Gather each line in the entries that includes the string "this".

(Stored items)
# # # #
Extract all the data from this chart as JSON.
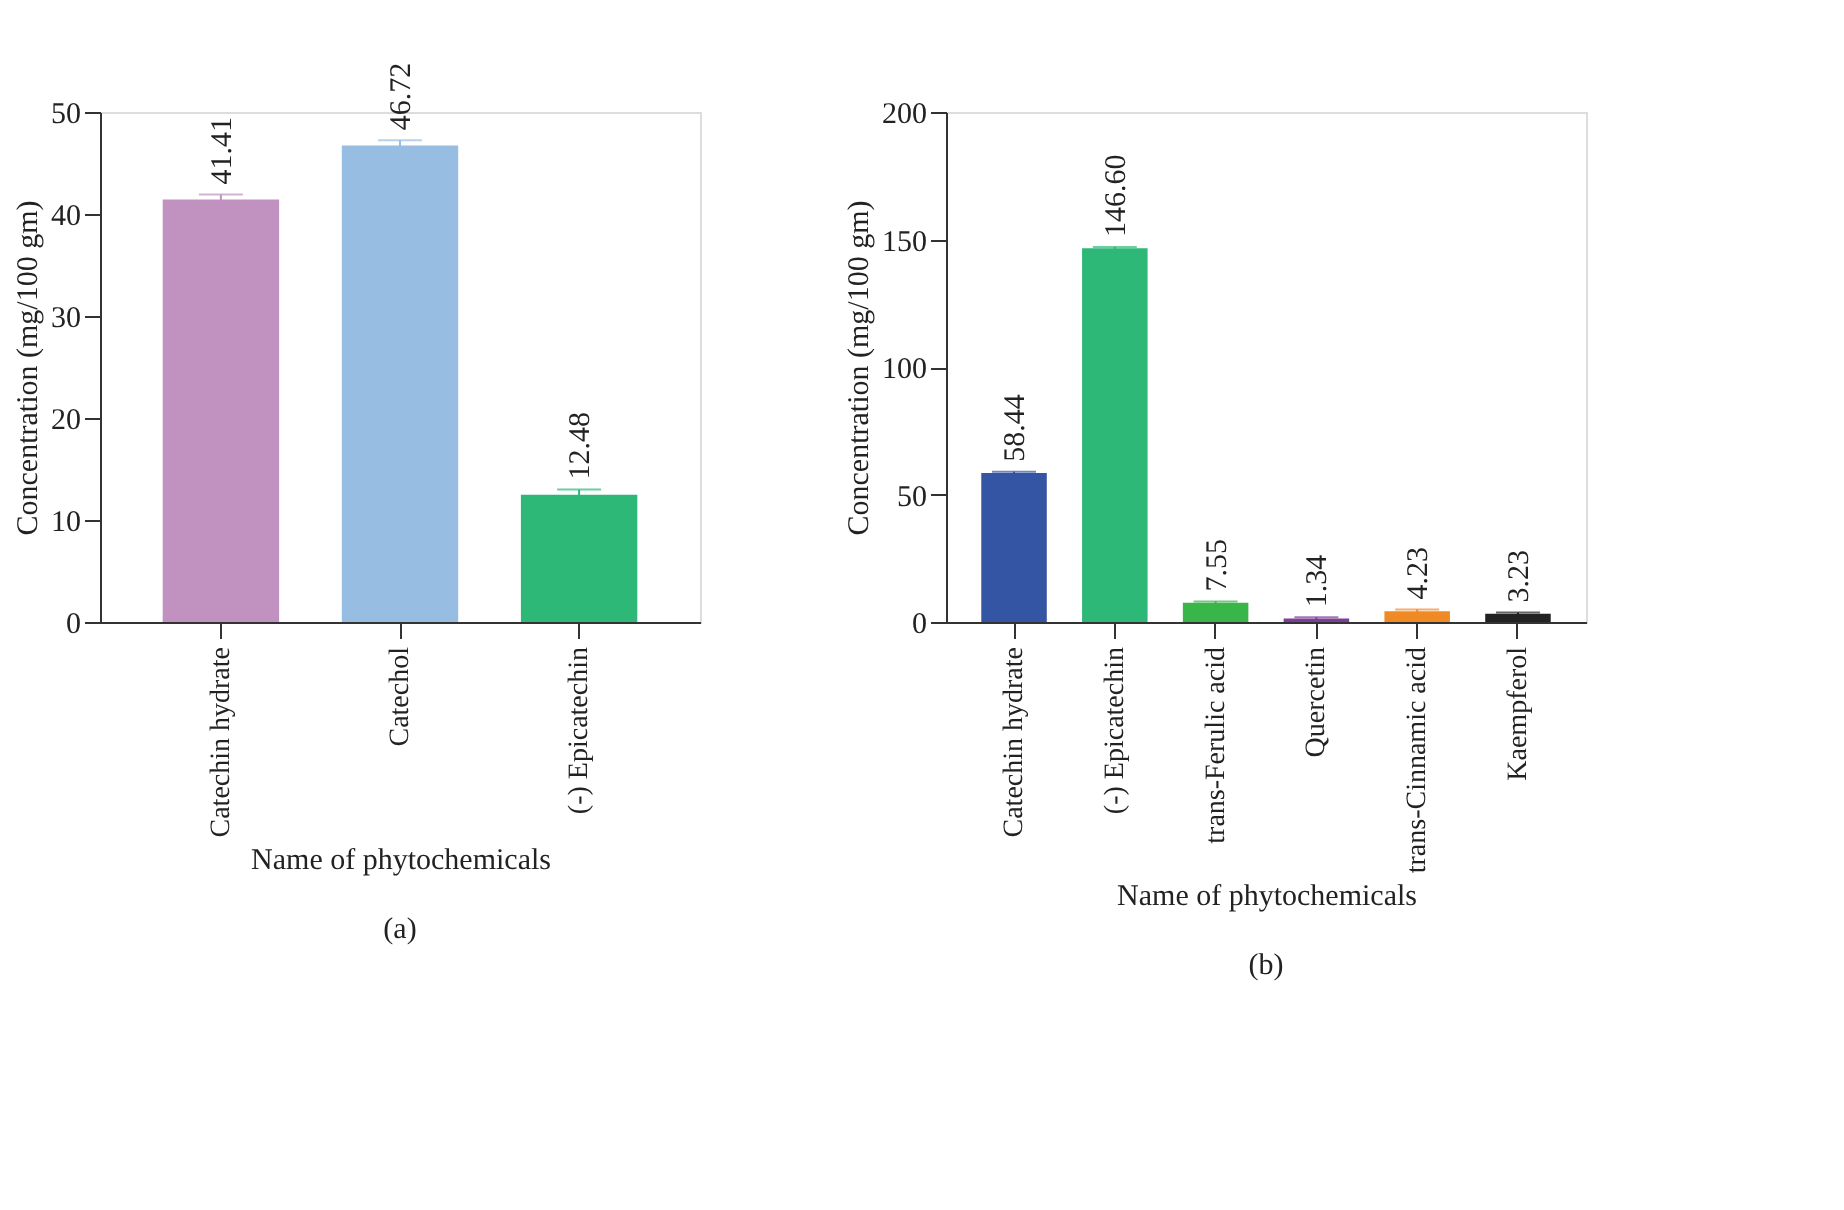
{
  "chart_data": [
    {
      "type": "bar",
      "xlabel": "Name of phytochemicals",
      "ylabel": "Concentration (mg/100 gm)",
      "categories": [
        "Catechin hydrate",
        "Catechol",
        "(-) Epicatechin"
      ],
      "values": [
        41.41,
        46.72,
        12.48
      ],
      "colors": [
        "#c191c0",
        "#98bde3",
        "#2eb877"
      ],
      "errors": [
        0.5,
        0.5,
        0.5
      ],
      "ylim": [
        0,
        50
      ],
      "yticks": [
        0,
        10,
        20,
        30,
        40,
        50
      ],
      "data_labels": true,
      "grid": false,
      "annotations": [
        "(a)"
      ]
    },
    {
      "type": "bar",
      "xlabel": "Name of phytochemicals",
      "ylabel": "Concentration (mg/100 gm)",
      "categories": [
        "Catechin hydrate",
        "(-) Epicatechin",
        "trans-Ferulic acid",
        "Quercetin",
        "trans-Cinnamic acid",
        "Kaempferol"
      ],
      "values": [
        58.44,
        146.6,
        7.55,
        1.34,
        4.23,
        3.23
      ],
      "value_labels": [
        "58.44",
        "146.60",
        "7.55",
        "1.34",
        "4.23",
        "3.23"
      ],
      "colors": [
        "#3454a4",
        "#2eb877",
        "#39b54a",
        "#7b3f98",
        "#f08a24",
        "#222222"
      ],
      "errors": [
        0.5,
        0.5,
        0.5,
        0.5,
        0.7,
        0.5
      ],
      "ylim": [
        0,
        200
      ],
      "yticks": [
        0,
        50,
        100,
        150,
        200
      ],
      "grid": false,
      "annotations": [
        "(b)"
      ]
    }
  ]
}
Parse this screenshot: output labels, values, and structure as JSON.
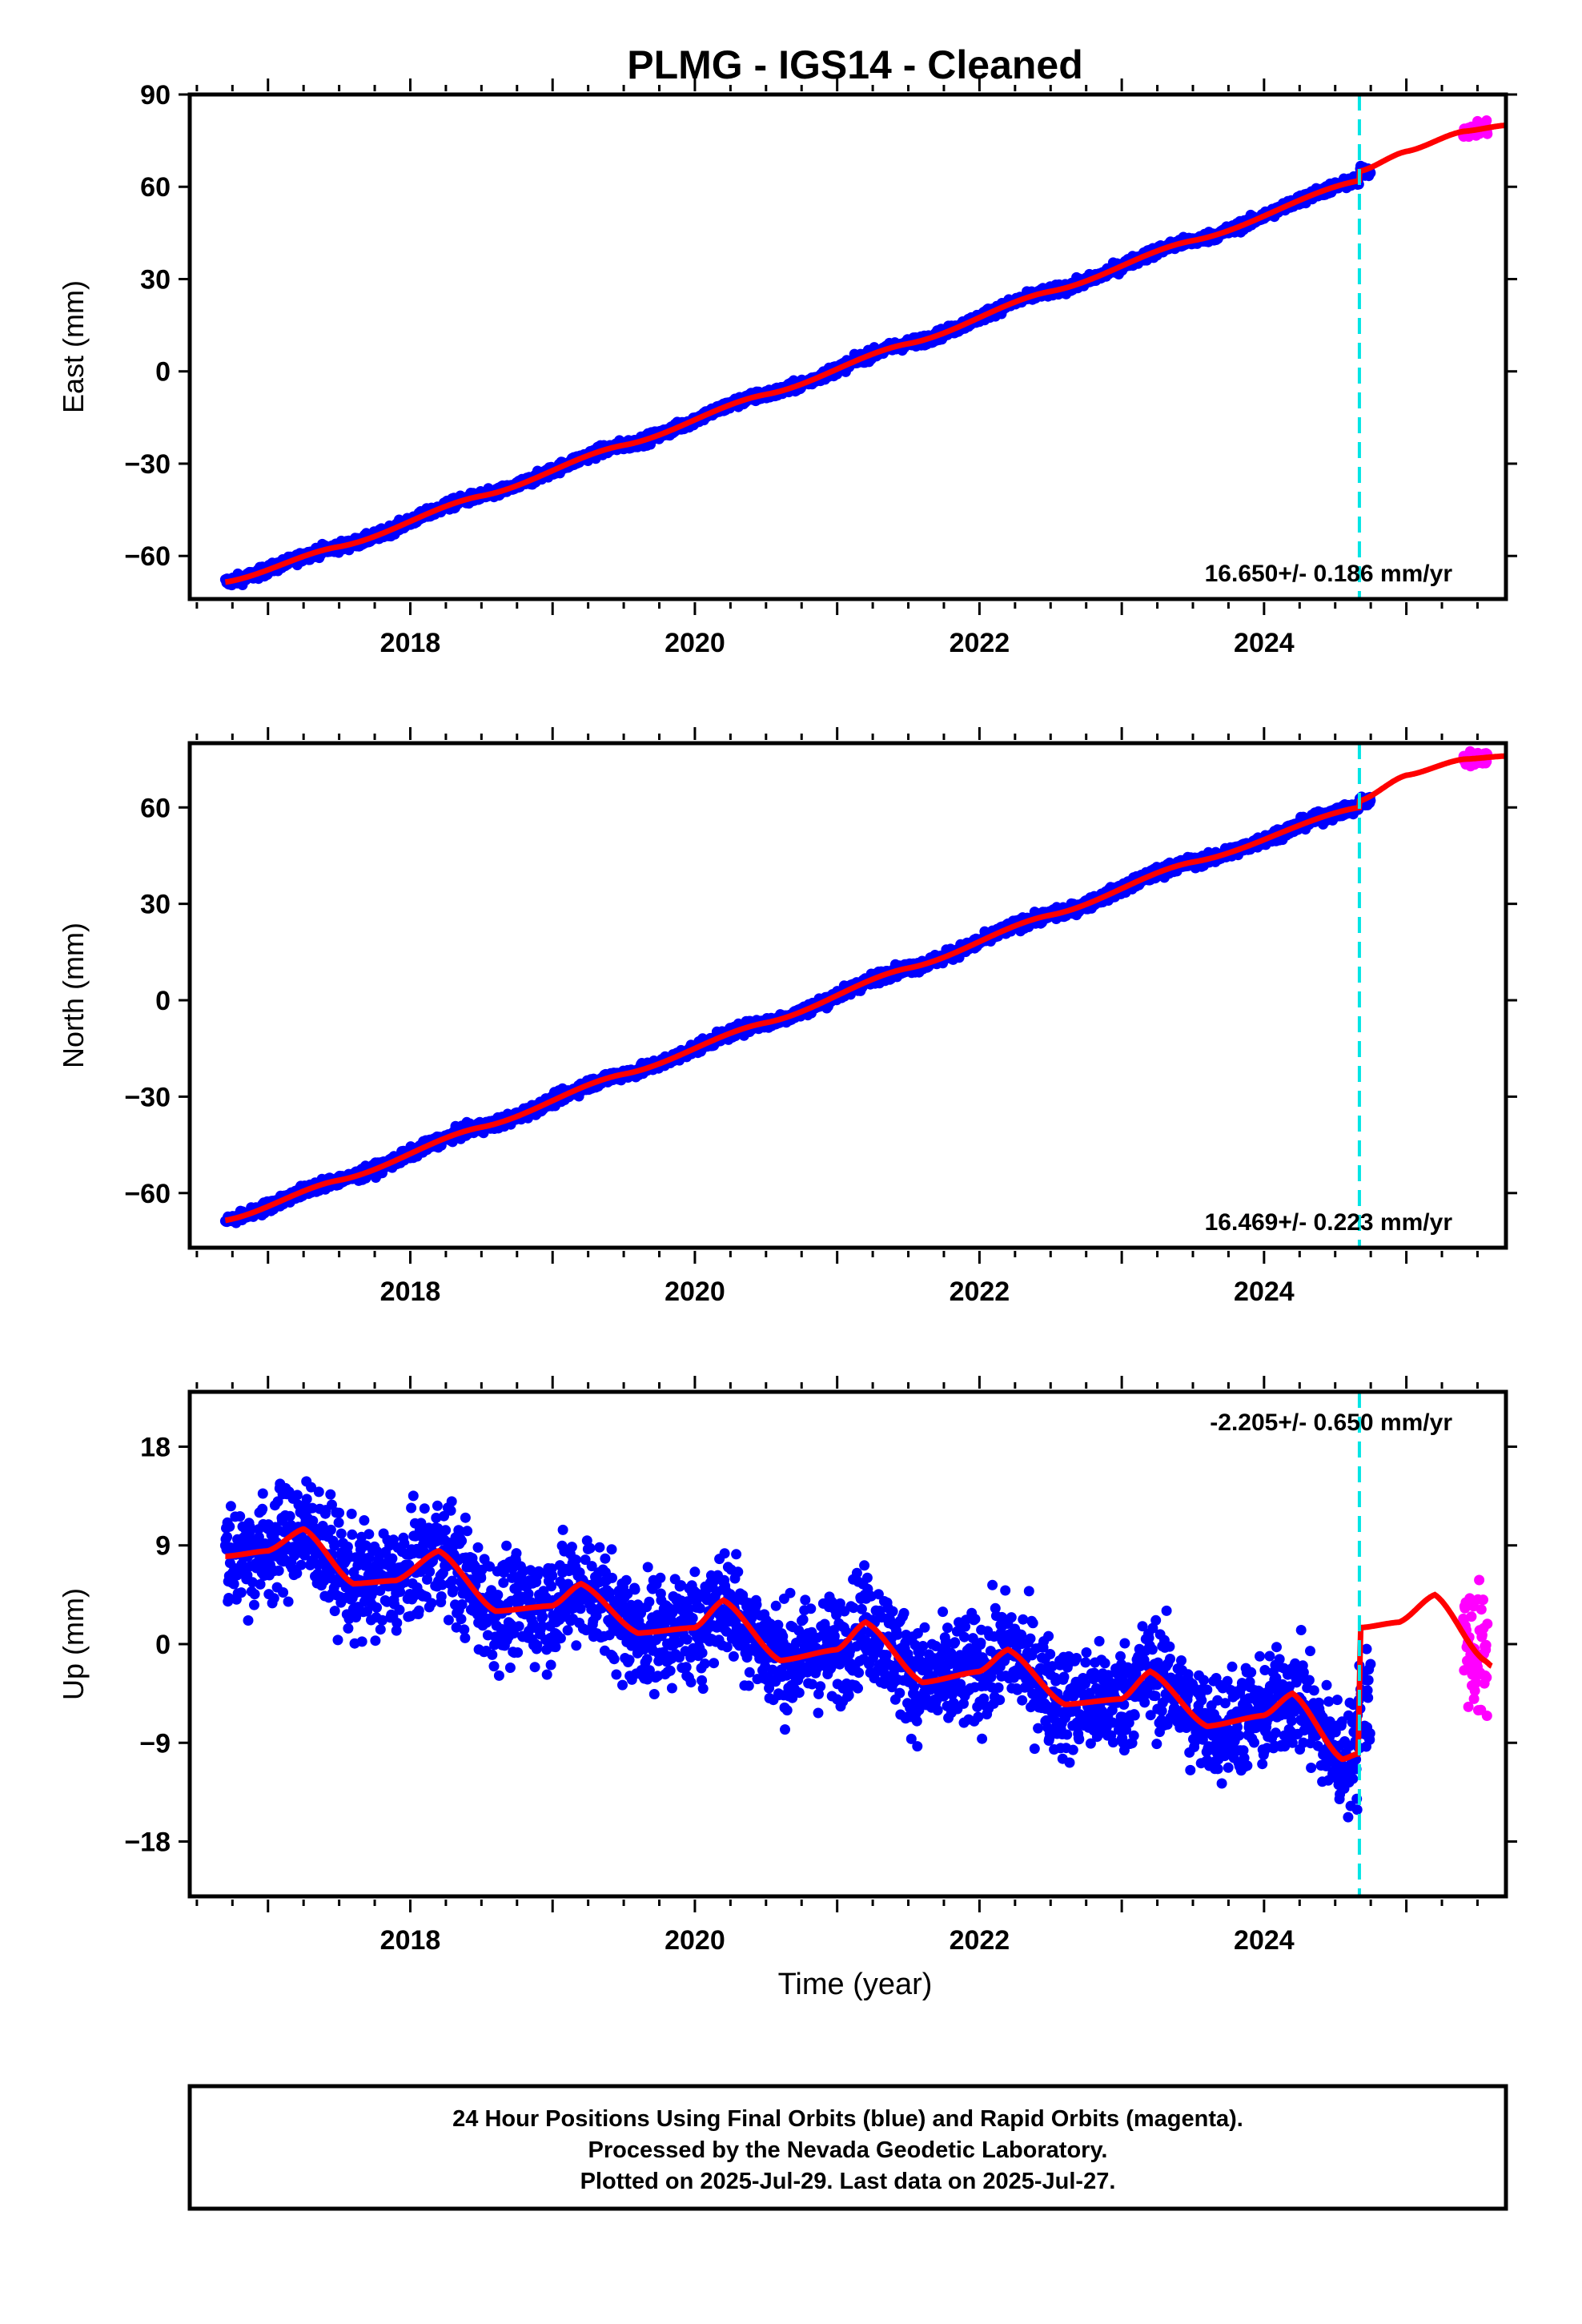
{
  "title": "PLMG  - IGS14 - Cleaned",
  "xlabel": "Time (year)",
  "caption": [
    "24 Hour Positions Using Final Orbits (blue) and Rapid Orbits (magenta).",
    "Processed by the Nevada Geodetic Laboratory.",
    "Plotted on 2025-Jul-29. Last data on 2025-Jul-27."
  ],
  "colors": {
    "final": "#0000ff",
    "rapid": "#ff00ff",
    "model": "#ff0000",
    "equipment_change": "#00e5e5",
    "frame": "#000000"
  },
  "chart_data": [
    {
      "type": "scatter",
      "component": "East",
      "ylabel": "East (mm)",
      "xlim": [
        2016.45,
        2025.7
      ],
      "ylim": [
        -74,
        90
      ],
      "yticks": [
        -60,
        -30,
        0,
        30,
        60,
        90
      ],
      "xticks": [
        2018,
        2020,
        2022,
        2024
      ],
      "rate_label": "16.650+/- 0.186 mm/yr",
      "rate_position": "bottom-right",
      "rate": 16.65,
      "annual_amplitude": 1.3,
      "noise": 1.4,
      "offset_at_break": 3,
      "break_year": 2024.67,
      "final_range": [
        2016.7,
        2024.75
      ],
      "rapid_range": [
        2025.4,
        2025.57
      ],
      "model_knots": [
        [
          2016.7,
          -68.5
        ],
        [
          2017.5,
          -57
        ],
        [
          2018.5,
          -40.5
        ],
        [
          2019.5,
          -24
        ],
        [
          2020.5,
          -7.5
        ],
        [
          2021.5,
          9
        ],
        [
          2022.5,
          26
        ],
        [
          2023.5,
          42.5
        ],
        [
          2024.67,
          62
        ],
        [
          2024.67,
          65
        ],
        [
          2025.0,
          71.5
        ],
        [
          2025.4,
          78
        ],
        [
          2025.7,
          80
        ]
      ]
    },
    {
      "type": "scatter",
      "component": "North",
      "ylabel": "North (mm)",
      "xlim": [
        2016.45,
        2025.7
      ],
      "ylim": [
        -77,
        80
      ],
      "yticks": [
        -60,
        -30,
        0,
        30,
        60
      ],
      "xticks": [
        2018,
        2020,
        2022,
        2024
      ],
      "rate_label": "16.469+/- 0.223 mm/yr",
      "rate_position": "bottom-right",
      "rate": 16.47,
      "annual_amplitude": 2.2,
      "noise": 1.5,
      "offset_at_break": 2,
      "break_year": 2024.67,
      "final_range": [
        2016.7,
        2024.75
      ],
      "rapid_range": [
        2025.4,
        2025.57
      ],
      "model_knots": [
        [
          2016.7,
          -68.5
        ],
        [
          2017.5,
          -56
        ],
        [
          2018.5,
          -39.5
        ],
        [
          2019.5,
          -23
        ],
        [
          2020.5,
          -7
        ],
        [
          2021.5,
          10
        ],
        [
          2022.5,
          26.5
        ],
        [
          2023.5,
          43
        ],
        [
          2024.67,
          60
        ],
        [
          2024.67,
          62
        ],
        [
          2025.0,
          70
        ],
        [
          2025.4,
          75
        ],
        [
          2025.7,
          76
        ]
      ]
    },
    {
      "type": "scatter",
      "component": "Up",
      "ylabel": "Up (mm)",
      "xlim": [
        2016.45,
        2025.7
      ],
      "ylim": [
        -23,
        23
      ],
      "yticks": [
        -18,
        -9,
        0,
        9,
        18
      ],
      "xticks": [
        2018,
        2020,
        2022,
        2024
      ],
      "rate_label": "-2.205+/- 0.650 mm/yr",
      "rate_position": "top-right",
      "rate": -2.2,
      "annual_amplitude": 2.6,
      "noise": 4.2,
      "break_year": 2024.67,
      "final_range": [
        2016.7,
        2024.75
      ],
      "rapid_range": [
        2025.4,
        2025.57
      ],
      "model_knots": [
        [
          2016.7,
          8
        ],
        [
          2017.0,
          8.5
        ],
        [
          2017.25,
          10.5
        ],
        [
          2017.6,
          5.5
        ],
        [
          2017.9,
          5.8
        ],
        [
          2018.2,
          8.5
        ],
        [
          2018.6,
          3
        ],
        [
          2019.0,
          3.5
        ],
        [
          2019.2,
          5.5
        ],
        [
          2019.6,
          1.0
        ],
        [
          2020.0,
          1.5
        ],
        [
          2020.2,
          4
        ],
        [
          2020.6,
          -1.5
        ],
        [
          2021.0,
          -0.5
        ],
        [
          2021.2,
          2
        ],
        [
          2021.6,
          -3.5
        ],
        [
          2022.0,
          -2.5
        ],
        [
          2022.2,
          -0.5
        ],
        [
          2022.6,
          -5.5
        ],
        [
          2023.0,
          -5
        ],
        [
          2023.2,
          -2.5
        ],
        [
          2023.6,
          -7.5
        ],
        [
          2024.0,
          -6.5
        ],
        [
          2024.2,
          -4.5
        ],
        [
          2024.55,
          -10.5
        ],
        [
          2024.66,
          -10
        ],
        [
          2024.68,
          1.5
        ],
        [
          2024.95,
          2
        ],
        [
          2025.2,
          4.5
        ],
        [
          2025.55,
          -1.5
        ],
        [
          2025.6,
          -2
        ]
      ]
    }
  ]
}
# # # #
(TASK ANSWER)
Extract all the data from this chart as JSON.
Parse this screenshot: output labels, values, and structure as JSON.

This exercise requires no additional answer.